### The exercise
Name every manager the article on Arsenal's leadership suggests the club could target for a wholly new approach after Wenger.
***** Excerpted passage
Graeme Souness led the way, claiming that manager Arsène Wenger must be “tearing his hair out”, before deriding the “lack of something that real players have” in the Arsenal team.

Rio Ferdinand joined in on Twitter, claiming: “Arsenal’s major failure in recent years is not investing in LEADERS. People that grasp the moment, that set the right tone at the given moment.”

During the game itself, Lee Dixon, a four-time league title winner with Arsenal, tweeted: “This is it. The season right here right now. 45 minutes. Man up.”

But wind the clock back more than two years to October 2013 and the same holes were being picked in Arsenal’s armoury, with Alan Hansen dismissing Wenger’s hopes of building on their usual impressive start to the season. “I still do not see a leader on the pitch when I look at Arsenal,” Hansen said. “They do not have a Roy Keane, Graeme Souness or Patrick Vieira, somebody who can bring it all together when it goes wrong.”

Between them, Souness, Ferdinand, Dixon and Hansen won 23 league championship medals during their club careers in England, so Wenger has come under fire from the type of serial winners who now seem to reside at the Emirates only in the form of bronze statues outside the stadium.

But these accusations of a lack of leadership on the pitch are nothing new and it could be argued that it has been a valid criticism ever since the Invincibles of 2004 were gradually replaced by a group of players defined by dressing-room selfies rather than tunnel bust-ups and more belligerent encounters with United than we saw at the weekend.

Arsenal, quite simply, have been soft for a while now, but not just on the field. There is also a distinct Dad’s Army feel to the boardroom, where a naivety and belief that everything will be fine “because we are Arsenal” has resulted in the club being overtaken since 2004 by the likes of Chelsea and Manchester City, not to mention United.

Nobody seems to have a nasty streak at Arsenal, but somebody within the club’s hierarchy needs to develop one, otherwise the annual sleepwalk to failure in the Premier League could be repeated on a far more damaging scale when the time comes to replace Wenger and recruit a new manager.

Currently, his contract is due to expire at the end of the 2016-17 season. The Frenchman, who celebrates his 20th anniversary in charge in September, may get a new deal to take him beyond next year, but if the Arsenal board were to sit with a blank sheet of paper this morning to devise a plan for life after Wenger, what would be the key points?

Having won just two FA Cups since 2004, do they go for a wholly new approach and target a Diego Simeone, a Roberto Mancini or even Wenger’s nemesis, Jose Mourinho? Or do they stay loyal to Wenger’s legacy and build on 20 years of continuity by hiring a manager in the same mould, who pursues football utopia on the pitch, but perhaps possesses the edge that the 66-year-old displayed when he arrived from Japan in September 1996 and started getting under Sir Alex Ferguson’s skin?

All of the noises from the club suggest the latter, that Wenger’s way is the Arsenal way and that there will be none of the turbulence and chaos that have engulfed United since Ferguson retired in 2013.

But the classic image of Wenger (above), arms outstretched on the touchline as he questions a decision against his team, seems to be the most apt when picturing the reaction of the likes of chief executive Ivan Gazidis or majority shareholder Stan Kroenke to a question about “what happens next?”
**********
***** Records supplied
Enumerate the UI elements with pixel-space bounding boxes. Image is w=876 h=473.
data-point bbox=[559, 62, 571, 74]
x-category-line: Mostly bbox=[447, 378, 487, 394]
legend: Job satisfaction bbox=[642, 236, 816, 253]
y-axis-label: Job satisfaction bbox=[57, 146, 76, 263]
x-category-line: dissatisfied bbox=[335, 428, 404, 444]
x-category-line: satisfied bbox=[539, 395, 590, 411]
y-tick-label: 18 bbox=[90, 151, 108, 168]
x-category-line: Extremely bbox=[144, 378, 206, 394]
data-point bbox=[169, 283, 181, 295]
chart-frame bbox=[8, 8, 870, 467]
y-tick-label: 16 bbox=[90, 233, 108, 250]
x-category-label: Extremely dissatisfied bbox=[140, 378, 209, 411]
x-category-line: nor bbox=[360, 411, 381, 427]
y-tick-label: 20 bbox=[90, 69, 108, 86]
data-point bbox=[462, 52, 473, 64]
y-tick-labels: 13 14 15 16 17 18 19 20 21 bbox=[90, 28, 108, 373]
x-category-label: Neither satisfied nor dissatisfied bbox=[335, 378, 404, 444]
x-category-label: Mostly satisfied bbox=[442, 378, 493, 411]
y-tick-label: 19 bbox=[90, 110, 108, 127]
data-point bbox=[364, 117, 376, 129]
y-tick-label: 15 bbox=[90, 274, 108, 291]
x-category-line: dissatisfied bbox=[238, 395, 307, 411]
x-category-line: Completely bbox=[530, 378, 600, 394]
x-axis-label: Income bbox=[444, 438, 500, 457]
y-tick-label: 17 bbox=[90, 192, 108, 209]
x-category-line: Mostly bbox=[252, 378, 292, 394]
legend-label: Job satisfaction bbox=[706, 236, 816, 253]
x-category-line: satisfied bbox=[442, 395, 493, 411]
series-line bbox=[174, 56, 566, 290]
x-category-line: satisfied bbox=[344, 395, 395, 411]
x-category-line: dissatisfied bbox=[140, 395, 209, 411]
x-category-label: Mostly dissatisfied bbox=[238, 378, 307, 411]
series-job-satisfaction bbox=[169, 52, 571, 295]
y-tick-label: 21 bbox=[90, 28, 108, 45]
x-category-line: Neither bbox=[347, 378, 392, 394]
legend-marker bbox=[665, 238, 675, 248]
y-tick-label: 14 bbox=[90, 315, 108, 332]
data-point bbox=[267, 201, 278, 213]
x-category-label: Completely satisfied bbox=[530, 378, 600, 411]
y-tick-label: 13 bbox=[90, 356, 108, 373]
**********
### Written solution
Diego Simeone, Roberto Mancini and Jose Mourinho